───── Recorded information ─────
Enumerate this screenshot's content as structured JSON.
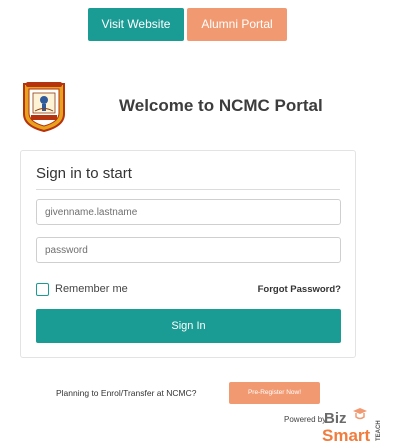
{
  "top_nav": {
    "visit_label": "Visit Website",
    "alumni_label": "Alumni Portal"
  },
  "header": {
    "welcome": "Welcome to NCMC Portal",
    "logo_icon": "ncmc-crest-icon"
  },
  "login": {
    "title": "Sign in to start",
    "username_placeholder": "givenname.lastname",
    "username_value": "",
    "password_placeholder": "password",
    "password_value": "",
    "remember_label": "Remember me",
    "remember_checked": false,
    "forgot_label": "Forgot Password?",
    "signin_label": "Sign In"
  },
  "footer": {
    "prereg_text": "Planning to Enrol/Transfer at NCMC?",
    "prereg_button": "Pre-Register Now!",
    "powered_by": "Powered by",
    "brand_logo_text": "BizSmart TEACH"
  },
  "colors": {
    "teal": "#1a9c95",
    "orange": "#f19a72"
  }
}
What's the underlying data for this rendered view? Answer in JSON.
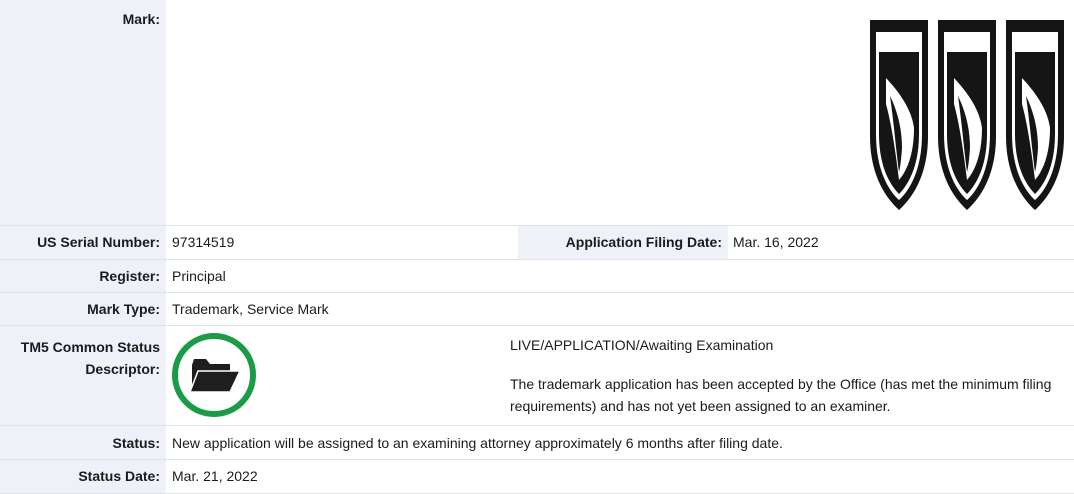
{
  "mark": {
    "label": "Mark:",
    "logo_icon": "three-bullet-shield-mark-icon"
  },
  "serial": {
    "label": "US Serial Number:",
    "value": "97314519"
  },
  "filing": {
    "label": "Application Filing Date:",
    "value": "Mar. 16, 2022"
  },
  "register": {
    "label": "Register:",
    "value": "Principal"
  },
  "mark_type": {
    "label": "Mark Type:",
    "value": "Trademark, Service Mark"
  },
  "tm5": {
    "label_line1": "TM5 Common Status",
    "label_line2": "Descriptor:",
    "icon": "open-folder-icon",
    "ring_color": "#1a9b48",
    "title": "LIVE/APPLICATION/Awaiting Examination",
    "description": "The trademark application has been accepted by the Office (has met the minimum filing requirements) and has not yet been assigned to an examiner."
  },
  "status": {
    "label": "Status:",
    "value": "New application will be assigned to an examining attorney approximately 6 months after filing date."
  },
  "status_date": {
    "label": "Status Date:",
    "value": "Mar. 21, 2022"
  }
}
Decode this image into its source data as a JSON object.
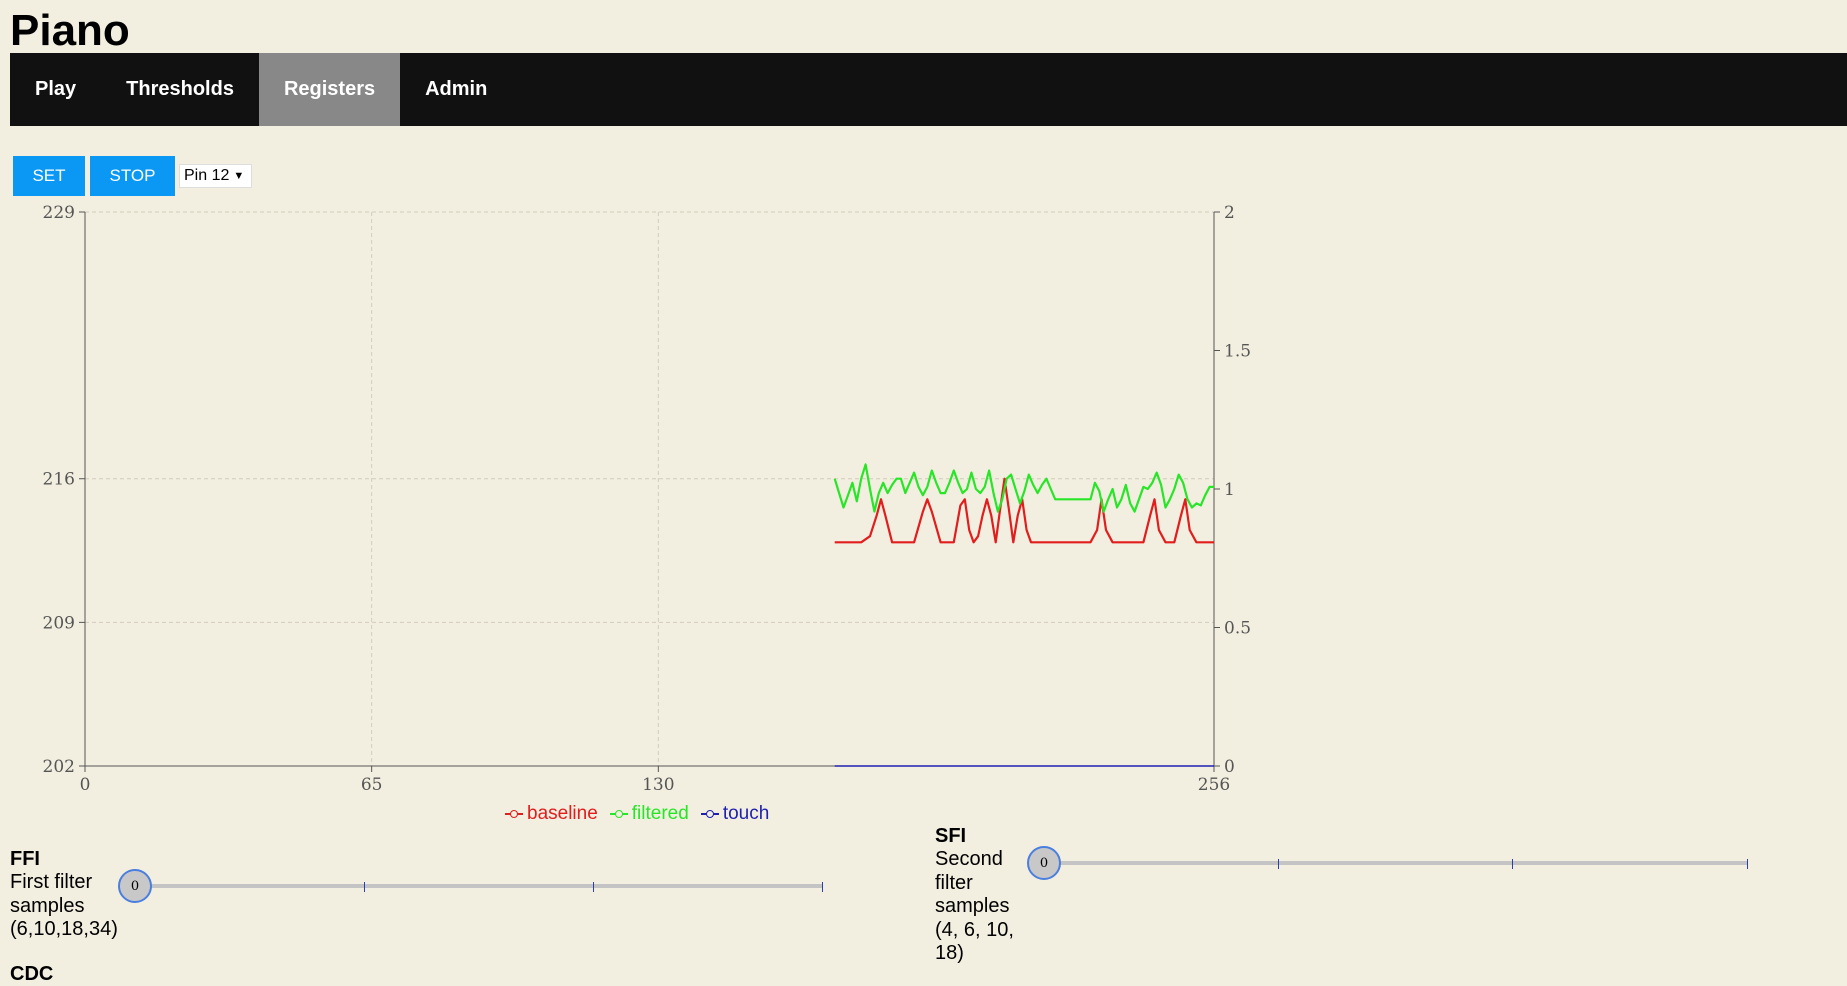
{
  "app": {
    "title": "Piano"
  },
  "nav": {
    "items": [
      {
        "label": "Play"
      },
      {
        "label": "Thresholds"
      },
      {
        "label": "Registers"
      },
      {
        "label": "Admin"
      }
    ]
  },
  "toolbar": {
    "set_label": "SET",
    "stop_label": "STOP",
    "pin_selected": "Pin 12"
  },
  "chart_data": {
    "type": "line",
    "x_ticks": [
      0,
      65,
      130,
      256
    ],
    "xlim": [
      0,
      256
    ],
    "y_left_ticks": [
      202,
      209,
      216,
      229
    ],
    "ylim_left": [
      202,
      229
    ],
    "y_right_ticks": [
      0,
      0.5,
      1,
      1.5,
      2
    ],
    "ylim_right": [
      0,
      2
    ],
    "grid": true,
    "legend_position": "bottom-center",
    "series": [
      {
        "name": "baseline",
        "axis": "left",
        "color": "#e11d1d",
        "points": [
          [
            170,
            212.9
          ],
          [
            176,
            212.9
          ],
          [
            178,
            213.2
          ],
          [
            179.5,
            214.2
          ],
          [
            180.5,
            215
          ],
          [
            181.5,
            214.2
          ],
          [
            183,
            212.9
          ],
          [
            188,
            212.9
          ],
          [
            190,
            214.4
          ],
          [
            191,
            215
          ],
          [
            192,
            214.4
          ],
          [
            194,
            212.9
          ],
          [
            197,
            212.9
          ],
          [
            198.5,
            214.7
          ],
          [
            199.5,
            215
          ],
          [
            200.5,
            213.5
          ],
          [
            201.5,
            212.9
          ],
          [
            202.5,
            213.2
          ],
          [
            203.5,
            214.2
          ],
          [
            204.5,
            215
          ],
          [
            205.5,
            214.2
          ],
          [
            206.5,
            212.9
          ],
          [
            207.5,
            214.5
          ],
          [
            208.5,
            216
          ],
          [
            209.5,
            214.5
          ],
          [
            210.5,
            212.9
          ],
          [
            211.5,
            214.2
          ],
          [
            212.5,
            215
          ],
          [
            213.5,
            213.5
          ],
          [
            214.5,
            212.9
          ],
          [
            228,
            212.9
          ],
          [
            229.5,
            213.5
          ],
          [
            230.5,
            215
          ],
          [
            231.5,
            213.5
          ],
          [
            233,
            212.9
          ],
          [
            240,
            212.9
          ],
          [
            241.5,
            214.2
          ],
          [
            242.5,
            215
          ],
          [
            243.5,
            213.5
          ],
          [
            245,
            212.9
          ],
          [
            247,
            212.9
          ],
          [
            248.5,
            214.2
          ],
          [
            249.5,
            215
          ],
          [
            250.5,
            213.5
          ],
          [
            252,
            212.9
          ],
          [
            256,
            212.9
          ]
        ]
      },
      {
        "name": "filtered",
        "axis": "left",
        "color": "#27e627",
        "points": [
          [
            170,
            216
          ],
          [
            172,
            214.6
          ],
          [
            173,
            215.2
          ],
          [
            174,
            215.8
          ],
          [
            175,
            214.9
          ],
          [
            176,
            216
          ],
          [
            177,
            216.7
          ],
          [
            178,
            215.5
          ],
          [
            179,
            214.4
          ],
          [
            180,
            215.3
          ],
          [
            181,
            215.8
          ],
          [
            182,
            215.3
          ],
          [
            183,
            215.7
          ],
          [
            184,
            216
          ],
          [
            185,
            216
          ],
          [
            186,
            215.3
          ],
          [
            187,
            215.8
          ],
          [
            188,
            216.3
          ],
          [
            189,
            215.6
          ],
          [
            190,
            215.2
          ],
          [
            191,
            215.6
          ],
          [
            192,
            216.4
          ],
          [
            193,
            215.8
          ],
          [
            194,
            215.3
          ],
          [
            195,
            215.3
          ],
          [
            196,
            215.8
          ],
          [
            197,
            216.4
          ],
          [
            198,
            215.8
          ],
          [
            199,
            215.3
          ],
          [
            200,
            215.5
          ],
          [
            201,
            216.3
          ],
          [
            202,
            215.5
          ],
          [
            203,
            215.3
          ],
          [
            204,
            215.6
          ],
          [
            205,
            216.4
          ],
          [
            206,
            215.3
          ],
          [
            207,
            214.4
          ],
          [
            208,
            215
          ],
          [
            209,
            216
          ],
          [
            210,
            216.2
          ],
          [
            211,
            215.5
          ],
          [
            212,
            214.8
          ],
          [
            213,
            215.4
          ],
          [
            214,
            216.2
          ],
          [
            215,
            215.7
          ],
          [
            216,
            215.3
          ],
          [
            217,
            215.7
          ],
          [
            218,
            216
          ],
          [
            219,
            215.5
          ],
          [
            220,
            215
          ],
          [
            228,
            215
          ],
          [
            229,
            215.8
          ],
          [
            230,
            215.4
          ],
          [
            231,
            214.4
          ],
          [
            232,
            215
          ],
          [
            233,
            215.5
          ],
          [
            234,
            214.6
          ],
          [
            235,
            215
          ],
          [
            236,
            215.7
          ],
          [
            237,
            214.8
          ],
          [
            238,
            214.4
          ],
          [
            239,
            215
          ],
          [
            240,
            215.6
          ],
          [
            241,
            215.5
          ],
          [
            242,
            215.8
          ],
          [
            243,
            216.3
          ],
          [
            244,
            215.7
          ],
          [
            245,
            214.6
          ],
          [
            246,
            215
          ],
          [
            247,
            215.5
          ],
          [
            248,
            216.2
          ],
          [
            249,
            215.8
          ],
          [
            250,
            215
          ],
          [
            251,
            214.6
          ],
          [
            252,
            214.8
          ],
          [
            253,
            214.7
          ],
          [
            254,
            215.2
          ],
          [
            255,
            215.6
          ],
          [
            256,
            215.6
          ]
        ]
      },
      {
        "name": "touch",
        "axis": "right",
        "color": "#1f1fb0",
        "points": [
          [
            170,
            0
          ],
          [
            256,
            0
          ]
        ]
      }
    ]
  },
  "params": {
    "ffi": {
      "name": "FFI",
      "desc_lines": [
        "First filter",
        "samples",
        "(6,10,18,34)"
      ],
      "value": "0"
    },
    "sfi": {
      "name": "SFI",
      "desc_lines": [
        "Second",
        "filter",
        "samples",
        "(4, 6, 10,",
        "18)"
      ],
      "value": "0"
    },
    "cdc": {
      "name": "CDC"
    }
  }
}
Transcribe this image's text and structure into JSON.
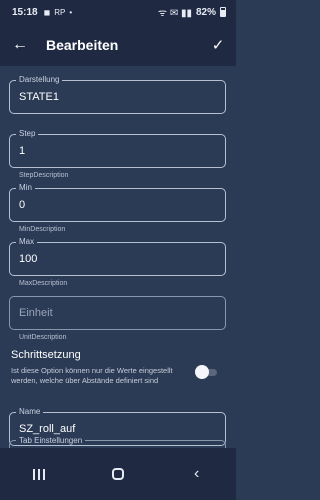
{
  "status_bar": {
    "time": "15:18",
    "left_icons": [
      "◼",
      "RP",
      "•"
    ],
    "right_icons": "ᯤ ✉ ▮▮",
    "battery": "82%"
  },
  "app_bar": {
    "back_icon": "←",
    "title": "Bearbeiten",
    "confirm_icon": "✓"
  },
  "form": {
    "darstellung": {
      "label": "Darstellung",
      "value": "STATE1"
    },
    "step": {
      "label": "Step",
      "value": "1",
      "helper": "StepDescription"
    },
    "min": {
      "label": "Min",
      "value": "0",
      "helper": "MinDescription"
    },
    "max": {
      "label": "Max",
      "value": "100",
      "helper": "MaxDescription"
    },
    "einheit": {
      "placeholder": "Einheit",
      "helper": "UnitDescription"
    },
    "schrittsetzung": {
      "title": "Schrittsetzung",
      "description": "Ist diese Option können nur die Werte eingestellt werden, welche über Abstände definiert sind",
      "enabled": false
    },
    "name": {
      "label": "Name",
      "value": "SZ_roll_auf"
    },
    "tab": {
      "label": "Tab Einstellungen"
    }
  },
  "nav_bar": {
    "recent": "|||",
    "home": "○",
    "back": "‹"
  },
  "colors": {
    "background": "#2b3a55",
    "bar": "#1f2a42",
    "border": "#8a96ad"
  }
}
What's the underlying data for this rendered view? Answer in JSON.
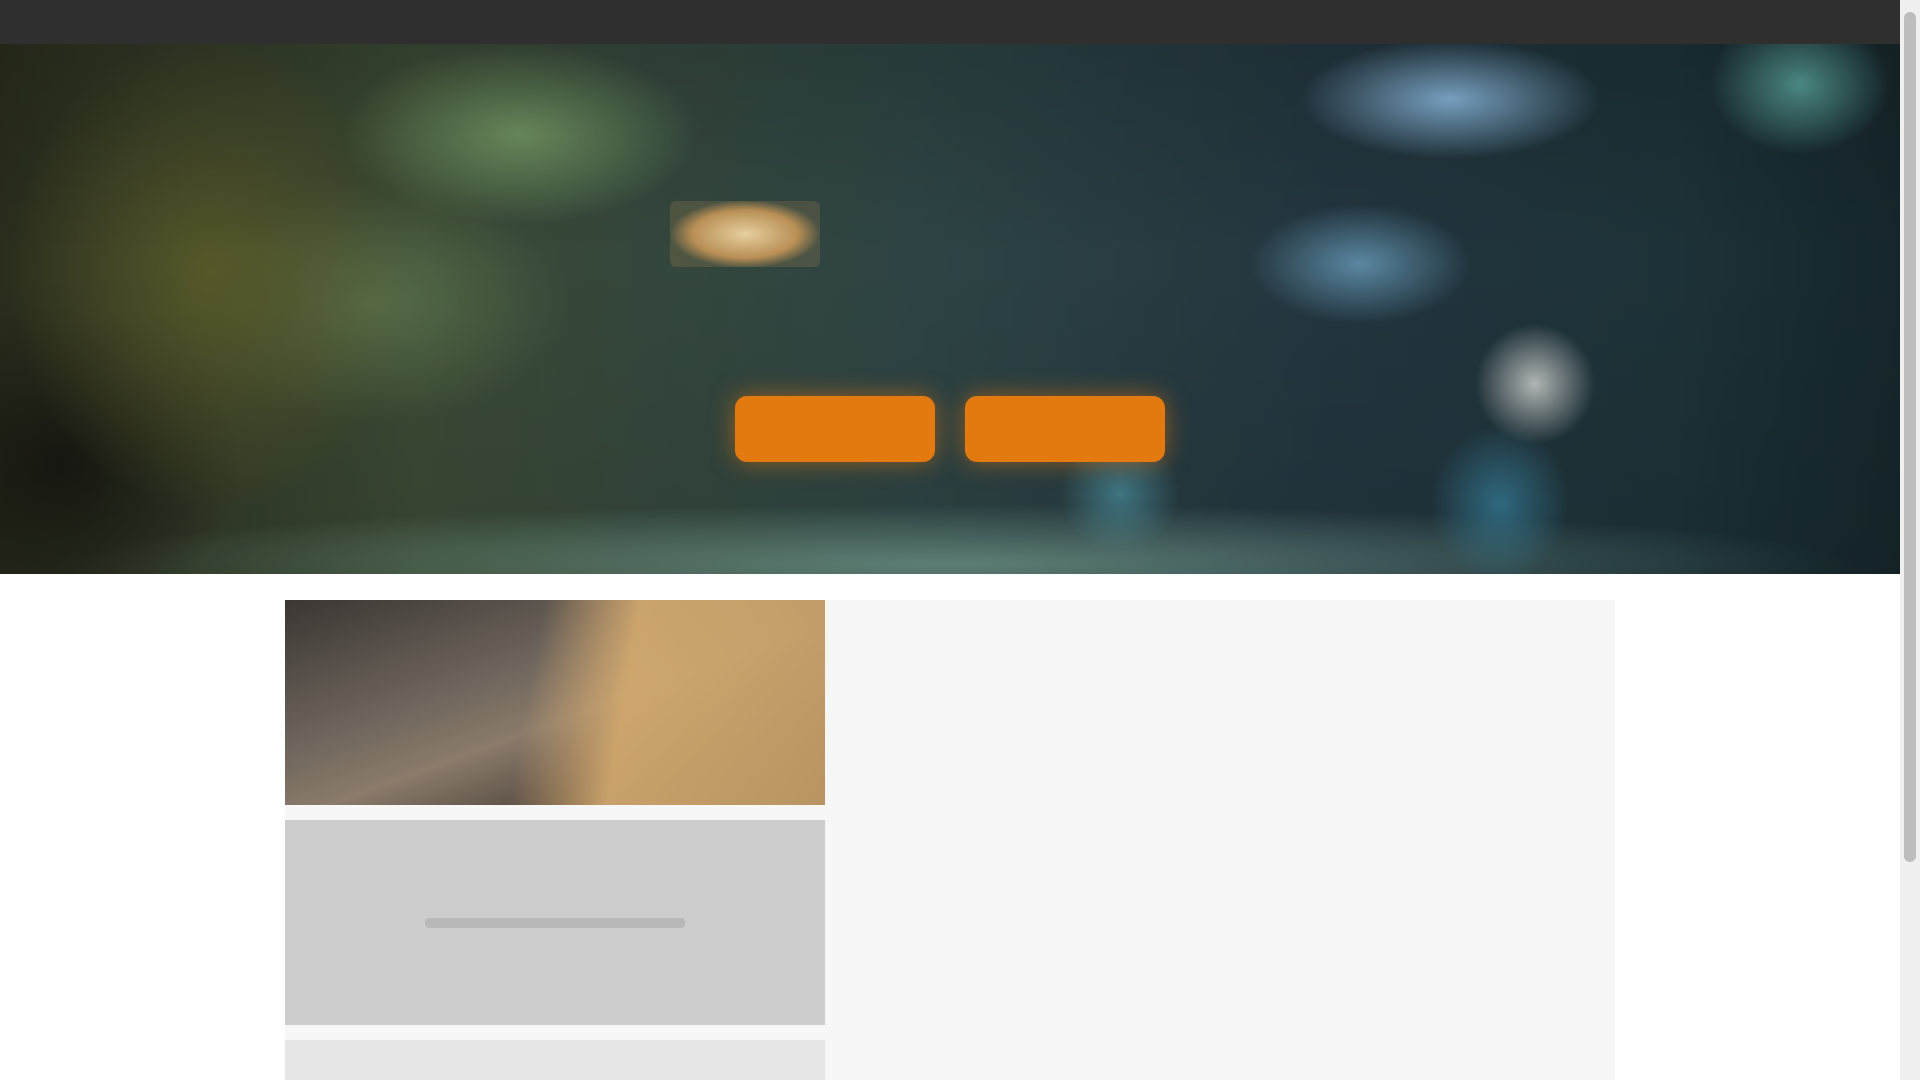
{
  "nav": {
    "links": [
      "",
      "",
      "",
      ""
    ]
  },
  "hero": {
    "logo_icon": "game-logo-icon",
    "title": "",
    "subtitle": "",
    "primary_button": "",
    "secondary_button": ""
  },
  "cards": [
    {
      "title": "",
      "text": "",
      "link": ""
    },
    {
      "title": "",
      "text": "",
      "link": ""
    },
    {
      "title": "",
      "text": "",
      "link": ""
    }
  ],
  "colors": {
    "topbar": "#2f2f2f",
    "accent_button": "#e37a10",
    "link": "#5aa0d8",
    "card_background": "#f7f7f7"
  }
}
─────
◆ Exercise goal ◆
Find the number of lines in which the word "false" occurs, and write nothing but that number.

◆ Task solution ◆
2